SHORT PROBLEM:
Set out each line from the following listing that includes the word "this".

Dataset listings of figures:
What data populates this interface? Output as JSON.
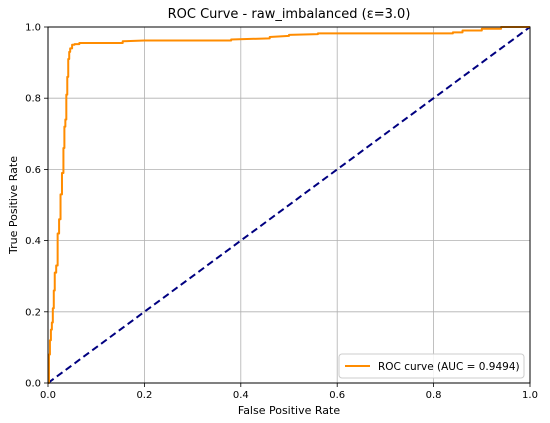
{
  "chart_data": {
    "type": "line",
    "title": "ROC Curve - raw_imbalanced (ε=3.0)",
    "xlabel": "False Positive Rate",
    "ylabel": "True Positive Rate",
    "xlim": [
      0.0,
      1.0
    ],
    "ylim": [
      0.0,
      1.0
    ],
    "x_ticks": [
      "0.0",
      "0.2",
      "0.4",
      "0.6",
      "0.8",
      "1.0"
    ],
    "y_ticks": [
      "0.0",
      "0.2",
      "0.4",
      "0.6",
      "0.8",
      "1.0"
    ],
    "grid": true,
    "legend_position": "lower-right",
    "series": [
      {
        "name": "ROC curve (AUC = 0.9494)",
        "color": "#ff8c00",
        "style": "solid",
        "x": [
          0.0,
          0.002,
          0.002,
          0.004,
          0.004,
          0.006,
          0.006,
          0.008,
          0.008,
          0.01,
          0.01,
          0.012,
          0.012,
          0.014,
          0.014,
          0.017,
          0.017,
          0.02,
          0.02,
          0.023,
          0.023,
          0.026,
          0.026,
          0.029,
          0.029,
          0.032,
          0.032,
          0.034,
          0.034,
          0.036,
          0.036,
          0.038,
          0.038,
          0.04,
          0.04,
          0.042,
          0.042,
          0.044,
          0.044,
          0.046,
          0.046,
          0.05,
          0.05,
          0.055,
          0.055,
          0.065,
          0.065,
          0.08,
          0.15,
          0.155,
          0.155,
          0.2,
          0.38,
          0.38,
          0.46,
          0.46,
          0.5,
          0.5,
          0.56,
          0.56,
          0.84,
          0.84,
          0.86,
          0.86,
          0.9,
          0.9,
          0.94,
          0.94,
          1.0
        ],
        "y": [
          0.0,
          0.0,
          0.08,
          0.08,
          0.12,
          0.12,
          0.15,
          0.15,
          0.17,
          0.17,
          0.21,
          0.21,
          0.26,
          0.26,
          0.31,
          0.31,
          0.33,
          0.33,
          0.42,
          0.42,
          0.46,
          0.46,
          0.53,
          0.53,
          0.59,
          0.59,
          0.66,
          0.66,
          0.72,
          0.72,
          0.74,
          0.74,
          0.81,
          0.81,
          0.86,
          0.86,
          0.91,
          0.91,
          0.93,
          0.93,
          0.94,
          0.94,
          0.95,
          0.95,
          0.952,
          0.952,
          0.955,
          0.955,
          0.955,
          0.955,
          0.96,
          0.962,
          0.962,
          0.965,
          0.968,
          0.972,
          0.975,
          0.978,
          0.98,
          0.982,
          0.982,
          0.985,
          0.985,
          0.99,
          0.99,
          0.995,
          0.995,
          1.0,
          1.0
        ]
      },
      {
        "name": "",
        "color": "#000080",
        "style": "dashed",
        "x": [
          0.0,
          1.0
        ],
        "y": [
          0.0,
          1.0
        ]
      }
    ]
  }
}
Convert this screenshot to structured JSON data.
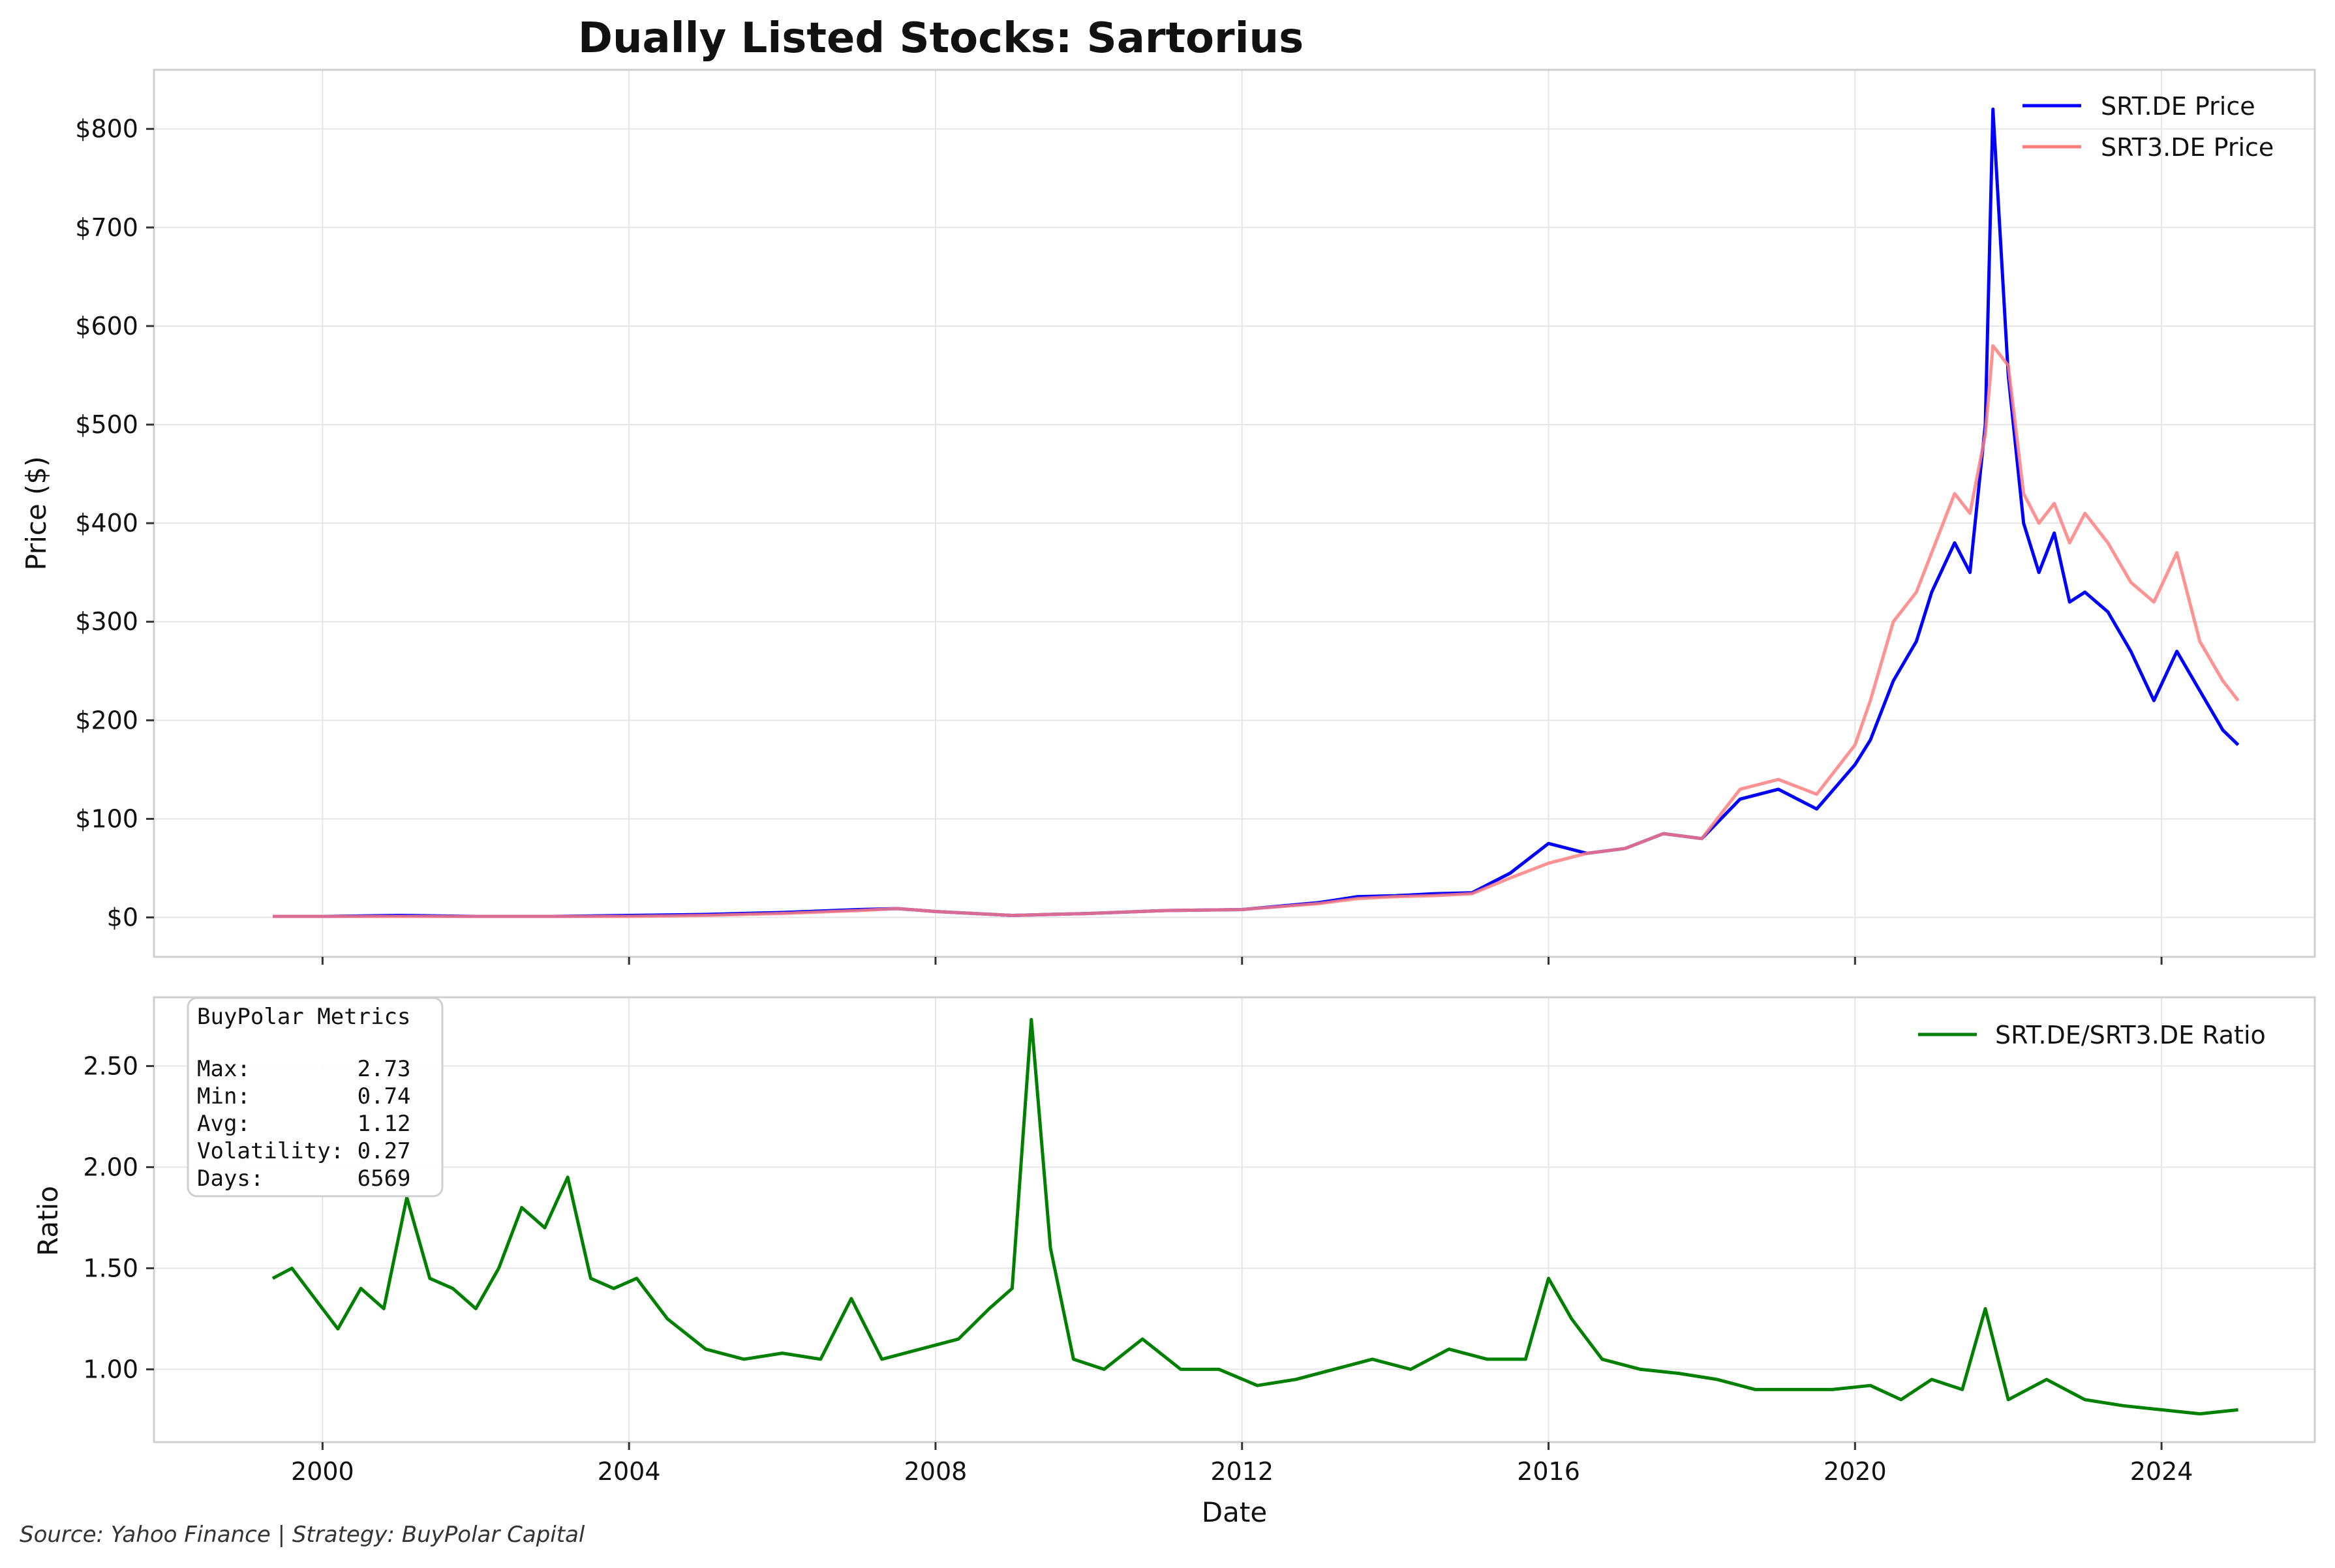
{
  "chart_data": [
    {
      "type": "line",
      "title": "Dually Listed Stocks: Sartorius",
      "ylabel": "Price ($)",
      "xlabel": "",
      "xlim": [
        1997.8,
        2026.0
      ],
      "ylim": [
        -40,
        860
      ],
      "x_ticks": [
        2000,
        2004,
        2008,
        2012,
        2016,
        2020,
        2024
      ],
      "y_ticks": [
        0,
        100,
        200,
        300,
        400,
        500,
        600,
        700,
        800
      ],
      "y_tick_labels": [
        "$0",
        "$100",
        "$200",
        "$300",
        "$400",
        "$500",
        "$600",
        "$700",
        "$800"
      ],
      "grid": true,
      "legend_position": "top-right",
      "series": [
        {
          "name": "SRT.DE Price",
          "color": "#0000ff",
          "x": [
            1999.35,
            2000,
            2001,
            2002,
            2003,
            2004,
            2005,
            2006,
            2007,
            2007.5,
            2008,
            2009,
            2010,
            2011,
            2012,
            2013,
            2013.5,
            2014,
            2014.5,
            2015,
            2015.5,
            2016,
            2016.5,
            2017,
            2017.5,
            2018,
            2018.5,
            2019,
            2019.5,
            2020,
            2020.2,
            2020.5,
            2020.8,
            2021,
            2021.3,
            2021.5,
            2021.7,
            2021.8,
            2022,
            2022.2,
            2022.4,
            2022.6,
            2022.8,
            2023,
            2023.3,
            2023.6,
            2023.9,
            2024.2,
            2024.5,
            2024.8,
            2025.0
          ],
          "values": [
            1,
            1,
            2,
            1,
            1,
            2,
            3,
            5,
            8,
            9,
            6,
            2,
            4,
            7,
            8,
            15,
            21,
            22,
            24,
            25,
            45,
            75,
            65,
            70,
            85,
            80,
            120,
            130,
            110,
            155,
            180,
            240,
            280,
            330,
            380,
            350,
            500,
            820,
            550,
            400,
            350,
            390,
            320,
            330,
            310,
            270,
            220,
            270,
            230,
            190,
            175
          ]
        },
        {
          "name": "SRT3.DE Price",
          "color": "#ff7f7f",
          "x": [
            1999.35,
            2000,
            2001,
            2002,
            2003,
            2004,
            2005,
            2006,
            2007,
            2007.5,
            2008,
            2009,
            2010,
            2011,
            2012,
            2013,
            2013.5,
            2014,
            2014.5,
            2015,
            2015.5,
            2016,
            2016.5,
            2017,
            2017.5,
            2018,
            2018.5,
            2019,
            2019.5,
            2020,
            2020.2,
            2020.5,
            2020.8,
            2021,
            2021.3,
            2021.5,
            2021.7,
            2021.8,
            2022,
            2022.2,
            2022.4,
            2022.6,
            2022.8,
            2023,
            2023.3,
            2023.6,
            2023.9,
            2024.2,
            2024.5,
            2024.8,
            2025.0
          ],
          "values": [
            1,
            1,
            1,
            1,
            1,
            1,
            2,
            4,
            7,
            9,
            6,
            2,
            4,
            7,
            8,
            14,
            19,
            21,
            22,
            24,
            40,
            55,
            65,
            70,
            85,
            80,
            130,
            140,
            125,
            175,
            220,
            300,
            330,
            370,
            430,
            410,
            490,
            580,
            560,
            430,
            400,
            420,
            380,
            410,
            380,
            340,
            320,
            370,
            280,
            240,
            220
          ]
        }
      ]
    },
    {
      "type": "line",
      "title": "",
      "xlabel": "Date",
      "ylabel": "Ratio",
      "xlim": [
        1997.8,
        2026.0
      ],
      "ylim": [
        0.64,
        2.84
      ],
      "x_ticks": [
        2000,
        2004,
        2008,
        2012,
        2016,
        2020,
        2024
      ],
      "x_tick_labels": [
        "2000",
        "2004",
        "2008",
        "2012",
        "2016",
        "2020",
        "2024"
      ],
      "y_ticks": [
        1.0,
        1.5,
        2.0,
        2.5
      ],
      "y_tick_labels": [
        "1.00",
        "1.50",
        "2.00",
        "2.50"
      ],
      "grid": true,
      "legend_position": "top-right",
      "series": [
        {
          "name": "SRT.DE/SRT3.DE Ratio",
          "color": "#008000",
          "x": [
            1999.35,
            1999.6,
            1999.9,
            2000.2,
            2000.5,
            2000.8,
            2001.1,
            2001.4,
            2001.7,
            2002.0,
            2002.3,
            2002.6,
            2002.9,
            2003.2,
            2003.5,
            2003.8,
            2004.1,
            2004.5,
            2005.0,
            2005.5,
            2006.0,
            2006.5,
            2006.9,
            2007.3,
            2007.8,
            2008.3,
            2008.7,
            2009.0,
            2009.25,
            2009.5,
            2009.8,
            2010.2,
            2010.7,
            2011.2,
            2011.7,
            2012.2,
            2012.7,
            2013.2,
            2013.7,
            2014.2,
            2014.7,
            2015.2,
            2015.7,
            2016.0,
            2016.3,
            2016.7,
            2017.2,
            2017.7,
            2018.2,
            2018.7,
            2019.2,
            2019.7,
            2020.2,
            2020.6,
            2021.0,
            2021.4,
            2021.7,
            2022.0,
            2022.5,
            2023.0,
            2023.5,
            2024.0,
            2024.5,
            2025.0
          ],
          "values": [
            1.45,
            1.5,
            1.35,
            1.2,
            1.4,
            1.3,
            1.85,
            1.45,
            1.4,
            1.3,
            1.5,
            1.8,
            1.7,
            1.95,
            1.45,
            1.4,
            1.45,
            1.25,
            1.1,
            1.05,
            1.08,
            1.05,
            1.35,
            1.05,
            1.1,
            1.15,
            1.3,
            1.4,
            2.73,
            1.6,
            1.05,
            1.0,
            1.15,
            1.0,
            1.0,
            0.92,
            0.95,
            1.0,
            1.05,
            1.0,
            1.1,
            1.05,
            1.05,
            1.45,
            1.25,
            1.05,
            1.0,
            0.98,
            0.95,
            0.9,
            0.9,
            0.9,
            0.92,
            0.85,
            0.95,
            0.9,
            1.3,
            0.85,
            0.95,
            0.85,
            0.82,
            0.8,
            0.78,
            0.8
          ]
        }
      ]
    }
  ],
  "metrics_box": {
    "heading": "BuyPolar Metrics",
    "lines": [
      "Max:        2.73",
      "Min:        0.74",
      "Avg:        1.12",
      "Volatility: 0.27",
      "Days:       6569"
    ]
  },
  "source_note": "Source: Yahoo Finance | Strategy: BuyPolar Capital"
}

FINISHED ANSWER:
What data populates this interface? Output as JSON.
Convert this screenshot to structured JSON data.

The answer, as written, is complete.